▸ **Work to be completed**
Make an exact copy of each entry, leaving out every picture.

-- begin Supplied material --

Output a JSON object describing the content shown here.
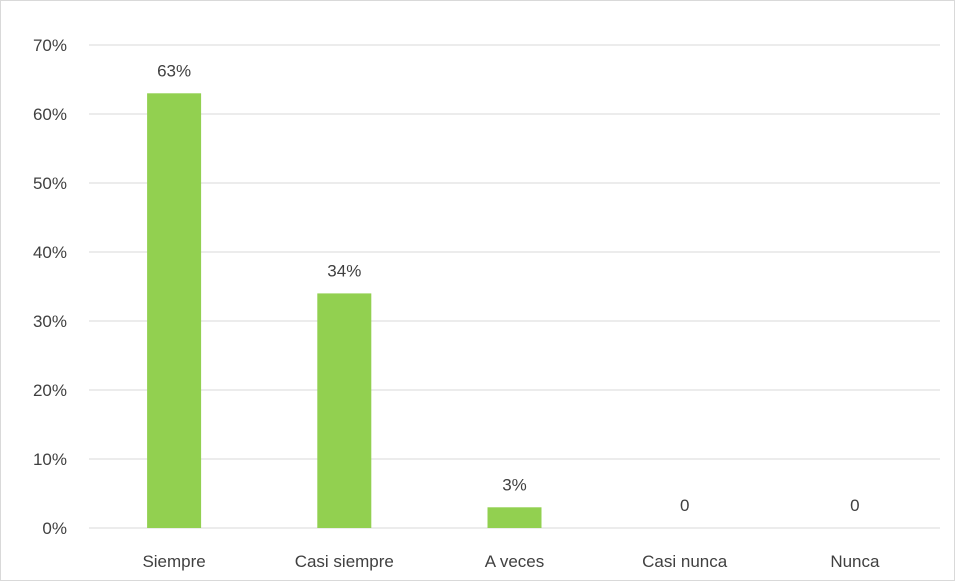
{
  "chart_data": {
    "type": "bar",
    "categories": [
      "Siempre",
      "Casi siempre",
      "A veces",
      "Casi nunca",
      "Nunca"
    ],
    "values": [
      0.63,
      0.34,
      0.03,
      0,
      0
    ],
    "data_labels": [
      "63%",
      "34%",
      "3%",
      "0",
      "0"
    ],
    "ylim": [
      0,
      0.7
    ],
    "y_ticks": [
      0,
      0.1,
      0.2,
      0.3,
      0.4,
      0.5,
      0.6,
      0.7
    ],
    "y_tick_labels": [
      "0%",
      "10%",
      "20%",
      "30%",
      "40%",
      "50%",
      "60%",
      "70%"
    ],
    "title": "",
    "xlabel": "",
    "ylabel": "",
    "grid": true,
    "legend": "none",
    "colors": {
      "bar": "#92d050",
      "grid": "#d9d9d9",
      "text": "#404040"
    }
  }
}
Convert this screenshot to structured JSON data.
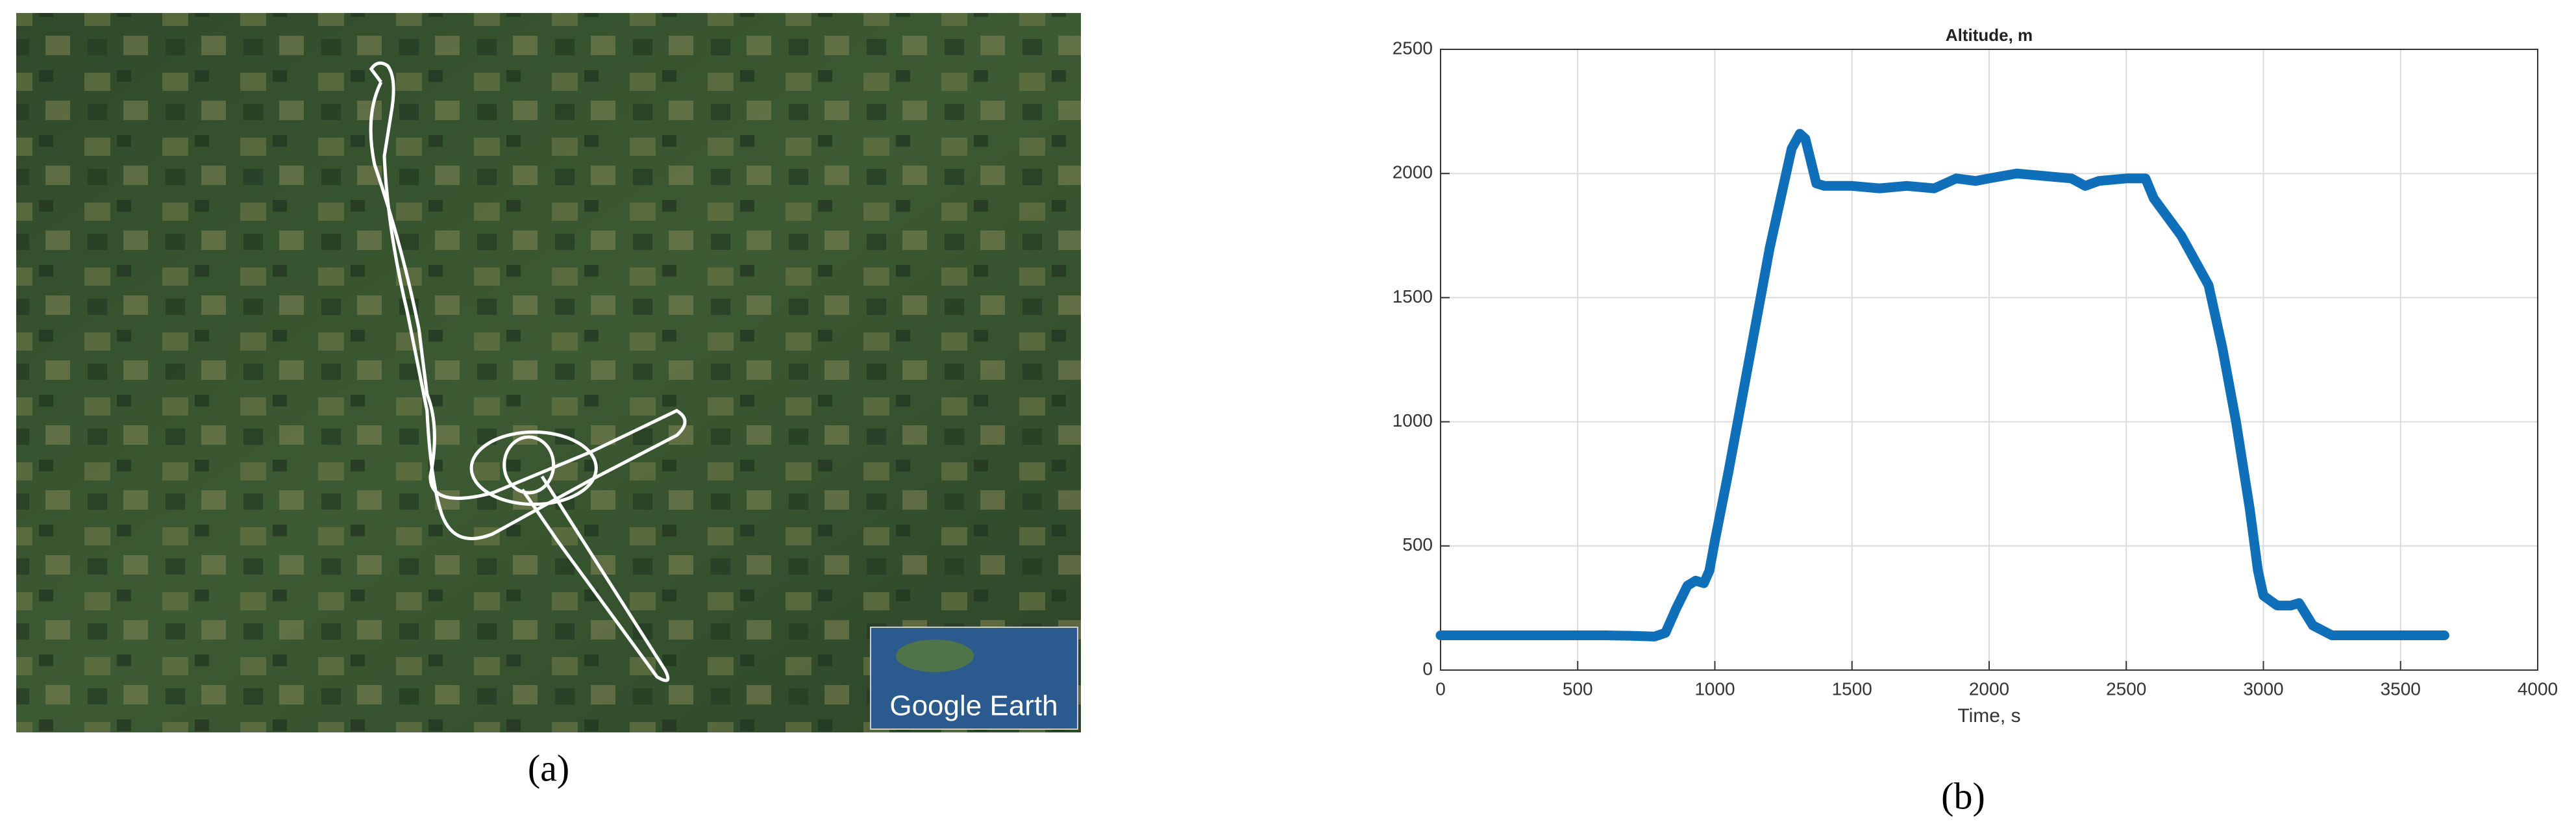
{
  "figure": {
    "panel_a_label": "(a)",
    "panel_b_label": "(b)",
    "map_logo": "Google Earth"
  },
  "chart_data": {
    "type": "line",
    "title": "Altitude, m",
    "x_label": "Time, s",
    "x": [
      0,
      200,
      400,
      600,
      700,
      780,
      820,
      860,
      900,
      930,
      960,
      980,
      1000,
      1050,
      1100,
      1150,
      1200,
      1250,
      1280,
      1310,
      1330,
      1350,
      1370,
      1400,
      1500,
      1600,
      1700,
      1800,
      1880,
      1950,
      2000,
      2100,
      2200,
      2300,
      2350,
      2400,
      2500,
      2570,
      2600,
      2700,
      2800,
      2850,
      2900,
      2950,
      2980,
      3000,
      3050,
      3100,
      3130,
      3180,
      3250,
      3400,
      3660
    ],
    "series": [
      {
        "name": "Altitude",
        "color": "#0f6fb8",
        "values": [
          140,
          140,
          140,
          140,
          138,
          135,
          150,
          250,
          340,
          360,
          350,
          400,
          520,
          800,
          1100,
          1400,
          1700,
          1950,
          2100,
          2160,
          2140,
          2050,
          1960,
          1950,
          1950,
          1940,
          1950,
          1940,
          1980,
          1970,
          1980,
          2000,
          1990,
          1980,
          1950,
          1970,
          1980,
          1980,
          1900,
          1750,
          1550,
          1300,
          1000,
          650,
          400,
          300,
          260,
          260,
          270,
          180,
          140,
          140,
          140
        ]
      }
    ],
    "xlim": [
      0,
      4000
    ],
    "ylim": [
      0,
      2500
    ],
    "xticks": [
      0,
      500,
      1000,
      1500,
      2000,
      2500,
      3000,
      3500,
      4000
    ],
    "yticks": [
      0,
      500,
      1000,
      1500,
      2000,
      2500
    ],
    "grid": true
  }
}
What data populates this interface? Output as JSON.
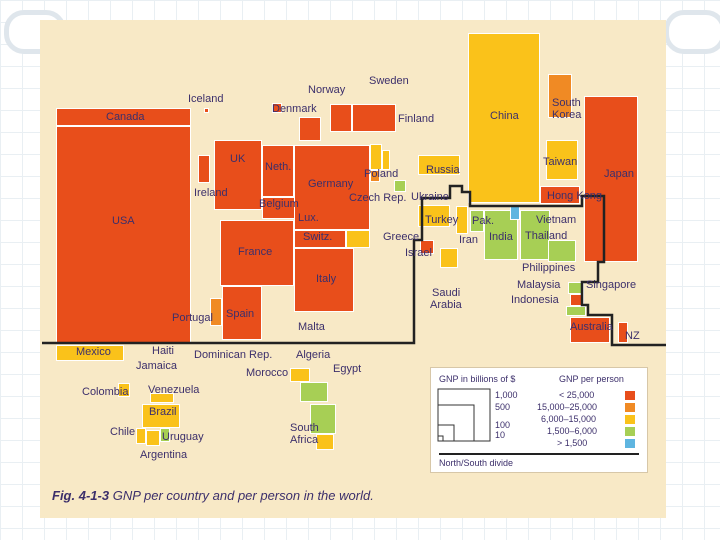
{
  "labels": {
    "canada": "Canada",
    "usa": "USA",
    "iceland": "Iceland",
    "norway": "Norway",
    "sweden": "Sweden",
    "denmark": "Denmark",
    "finland": "Finland",
    "uk": "UK",
    "ireland": "Ireland",
    "neth": "Neth.",
    "germany": "Germany",
    "belgium": "Belgium",
    "lux": "Lux.",
    "switz": "Switz.",
    "france": "France",
    "italy": "Italy",
    "spain": "Spain",
    "portugal": "Portugal",
    "malta": "Malta",
    "poland": "Poland",
    "czech": "Czech Rep.",
    "ukraine": "Ukraine",
    "russia": "Russia",
    "greece": "Greece",
    "israel": "Israel",
    "turkey": "Turkey",
    "iran": "Iran",
    "pak": "Pak.",
    "india": "India",
    "china": "China",
    "south_korea_1": "South",
    "south_korea_2": "Korea",
    "taiwan": "Taiwan",
    "japan": "Japan",
    "hong_kong": "Hong Kong",
    "vietnam": "Vietnam",
    "thailand": "Thailand",
    "philippines": "Philippines",
    "malaysia": "Malaysia",
    "singapore": "Singapore",
    "indonesia": "Indonesia",
    "saudi_1": "Saudi",
    "saudi_2": "Arabia",
    "australia": "Australia",
    "nz": "NZ",
    "mexico": "Mexico",
    "haiti": "Haiti",
    "jamaica": "Jamaica",
    "dominican": "Dominican Rep.",
    "algeria": "Algeria",
    "morocco": "Morocco",
    "egypt": "Egypt",
    "colombia": "Colombia",
    "venezuela": "Venezuela",
    "brazil": "Brazil",
    "chile": "Chile",
    "uruguay": "Uruguay",
    "argentina": "Argentina",
    "south_africa_1": "South",
    "south_africa_2": "Africa"
  },
  "legend": {
    "gnp_title": "GNP in billions of $",
    "sizes": [
      "1,000",
      "500",
      "100",
      "10"
    ],
    "per_person_title": "GNP per person",
    "classes": [
      {
        "label": "< 25,000",
        "color": "#e84e1b"
      },
      {
        "label": "15,000–25,000",
        "color": "#f08a24"
      },
      {
        "label": "6,000–15,000",
        "color": "#fac21a"
      },
      {
        "label": "1,500–6,000",
        "color": "#a7cf55"
      },
      {
        "label": "> 1,500",
        "color": "#5fb5e0"
      }
    ],
    "divide": "North/South divide"
  },
  "caption": {
    "fig": "Fig. 4-1-3",
    "text": "GNP per country and per person in the world."
  },
  "colors": {
    "background": "#f8e9c6",
    "divide_line": "#222222"
  }
}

-- end Supplied material --

▸ **Result**
Output a JSON object describing the content shown here.
{
  "chart_data": {
    "type": "bar",
    "categories": [
      "Siempre",
      "Casi siempre",
      "A veces",
      "Casi nunca",
      "Nunca"
    ],
    "values": [
      0.63,
      0.34,
      0.03,
      0,
      0
    ],
    "data_labels": [
      "63%",
      "34%",
      "3%",
      "0",
      "0"
    ],
    "ylim": [
      0,
      0.7
    ],
    "y_ticks": [
      0,
      0.1,
      0.2,
      0.3,
      0.4,
      0.5,
      0.6,
      0.7
    ],
    "y_tick_labels": [
      "0%",
      "10%",
      "20%",
      "30%",
      "40%",
      "50%",
      "60%",
      "70%"
    ],
    "title": "",
    "xlabel": "",
    "ylabel": "",
    "grid": true,
    "legend": "none",
    "colors": {
      "bar": "#92d050",
      "grid": "#d9d9d9",
      "text": "#404040"
    }
  }
}
Convert this screenshot to structured JSON data.
{
  "figure": {
    "panel_a_label": "(a)",
    "panel_b_label": "(b)",
    "map_logo": "Google Earth"
  },
  "chart_data": {
    "type": "line",
    "title": "Altitude, m",
    "x_label": "Time, s",
    "x": [
      0,
      200,
      400,
      600,
      700,
      780,
      820,
      860,
      900,
      930,
      960,
      980,
      1000,
      1050,
      1100,
      1150,
      1200,
      1250,
      1280,
      1310,
      1330,
      1350,
      1370,
      1400,
      1500,
      1600,
      1700,
      1800,
      1880,
      1950,
      2000,
      2100,
      2200,
      2300,
      2350,
      2400,
      2500,
      2570,
      2600,
      2700,
      2800,
      2850,
      2900,
      2950,
      2980,
      3000,
      3050,
      3100,
      3130,
      3180,
      3250,
      3400,
      3660
    ],
    "series": [
      {
        "name": "Altitude",
        "color": "#0f6fb8",
        "values": [
          140,
          140,
          140,
          140,
          138,
          135,
          150,
          250,
          340,
          360,
          350,
          400,
          520,
          800,
          1100,
          1400,
          1700,
          1950,
          2100,
          2160,
          2140,
          2050,
          1960,
          1950,
          1950,
          1940,
          1950,
          1940,
          1980,
          1970,
          1980,
          2000,
          1990,
          1980,
          1950,
          1970,
          1980,
          1980,
          1900,
          1750,
          1550,
          1300,
          1000,
          650,
          400,
          300,
          260,
          260,
          270,
          180,
          140,
          140,
          140
        ]
      }
    ],
    "xlim": [
      0,
      4000
    ],
    "ylim": [
      0,
      2500
    ],
    "xticks": [
      0,
      500,
      1000,
      1500,
      2000,
      2500,
      3000,
      3500,
      4000
    ],
    "yticks": [
      0,
      500,
      1000,
      1500,
      2000,
      2500
    ],
    "grid": true
  }
}
What data populates this interface? Output as JSON.
{
  "labels": {
    "canada": "Canada",
    "usa": "USA",
    "iceland": "Iceland",
    "norway": "Norway",
    "sweden": "Sweden",
    "denmark": "Denmark",
    "finland": "Finland",
    "uk": "UK",
    "ireland": "Ireland",
    "neth": "Neth.",
    "germany": "Germany",
    "belgium": "Belgium",
    "lux": "Lux.",
    "switz": "Switz.",
    "france": "France",
    "italy": "Italy",
    "spain": "Spain",
    "portugal": "Portugal",
    "malta": "Malta",
    "poland": "Poland",
    "czech": "Czech Rep.",
    "ukraine": "Ukraine",
    "russia": "Russia",
    "greece": "Greece",
    "israel": "Israel",
    "turkey": "Turkey",
    "iran": "Iran",
    "pak": "Pak.",
    "india": "India",
    "china": "China",
    "south_korea_1": "South",
    "south_korea_2": "Korea",
    "taiwan": "Taiwan",
    "japan": "Japan",
    "hong_kong": "Hong Kong",
    "vietnam": "Vietnam",
    "thailand": "Thailand",
    "philippines": "Philippines",
    "malaysia": "Malaysia",
    "singapore": "Singapore",
    "indonesia": "Indonesia",
    "saudi_1": "Saudi",
    "saudi_2": "Arabia",
    "australia": "Australia",
    "nz": "NZ",
    "mexico": "Mexico",
    "haiti": "Haiti",
    "jamaica": "Jamaica",
    "dominican": "Dominican Rep.",
    "algeria": "Algeria",
    "morocco": "Morocco",
    "egypt": "Egypt",
    "colombia": "Colombia",
    "venezuela": "Venezuela",
    "brazil": "Brazil",
    "chile": "Chile",
    "uruguay": "Uruguay",
    "argentina": "Argentina",
    "south_africa_1": "South",
    "south_africa_2": "Africa"
  },
  "legend": {
    "gnp_title": "GNP in billions of $",
    "sizes": [
      "1,000",
      "500",
      "100",
      "10"
    ],
    "per_person_title": "GNP per person",
    "classes": [
      {
        "label": "< 25,000",
        "color": "#e84e1b"
      },
      {
        "label": "15,000–25,000",
        "color": "#f08a24"
      },
      {
        "label": "6,000–15,000",
        "color": "#fac21a"
      },
      {
        "label": "1,500–6,000",
        "color": "#a7cf55"
      },
      {
        "label": "> 1,500",
        "color": "#5fb5e0"
      }
    ],
    "divide": "North/South divide"
  },
  "caption": {
    "fig": "Fig. 4-1-3",
    "text": "GNP per country and per person in the world."
  },
  "colors": {
    "background": "#f8e9c6",
    "divide_line": "#222222"
  }
}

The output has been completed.